GIVEN DATA
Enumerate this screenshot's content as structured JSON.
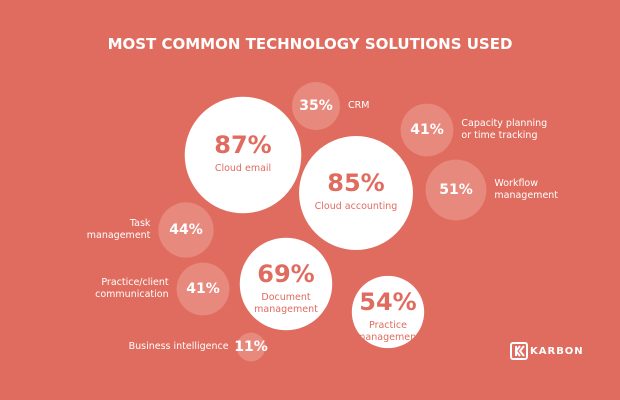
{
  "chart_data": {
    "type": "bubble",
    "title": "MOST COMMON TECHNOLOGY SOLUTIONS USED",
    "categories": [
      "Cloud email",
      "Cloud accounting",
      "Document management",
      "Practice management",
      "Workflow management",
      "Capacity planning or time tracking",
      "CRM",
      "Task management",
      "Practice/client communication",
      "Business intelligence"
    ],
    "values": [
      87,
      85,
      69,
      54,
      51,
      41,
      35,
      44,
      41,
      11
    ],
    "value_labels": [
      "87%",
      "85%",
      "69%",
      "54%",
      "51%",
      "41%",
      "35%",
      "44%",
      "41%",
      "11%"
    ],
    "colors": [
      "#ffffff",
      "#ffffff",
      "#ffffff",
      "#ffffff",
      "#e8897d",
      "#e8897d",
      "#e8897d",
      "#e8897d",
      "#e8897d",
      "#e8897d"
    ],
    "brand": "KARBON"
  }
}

DIRECTIONS FOR THIS TASK
Pictures appear in the records above. Output everything except them, exactly.

TASK SOLUTION
Enumerate this screenshot's content as structured JSON.
{
  "chart_data": {
    "type": "bubble",
    "title": "MOST COMMON TECHNOLOGY SOLUTIONS USED",
    "categories": [
      "Cloud email",
      "Cloud accounting",
      "Document management",
      "Practice management",
      "Workflow management",
      "Capacity planning or time tracking",
      "CRM",
      "Task management",
      "Practice/client communication",
      "Business intelligence"
    ],
    "values": [
      87,
      85,
      69,
      54,
      51,
      41,
      35,
      44,
      41,
      11
    ],
    "value_labels": [
      "87%",
      "85%",
      "69%",
      "54%",
      "51%",
      "41%",
      "35%",
      "44%",
      "41%",
      "11%"
    ],
    "colors": [
      "#ffffff",
      "#ffffff",
      "#ffffff",
      "#ffffff",
      "#e8897d",
      "#e8897d",
      "#e8897d",
      "#e8897d",
      "#e8897d",
      "#e8897d"
    ],
    "brand": "KARBON"
  }
}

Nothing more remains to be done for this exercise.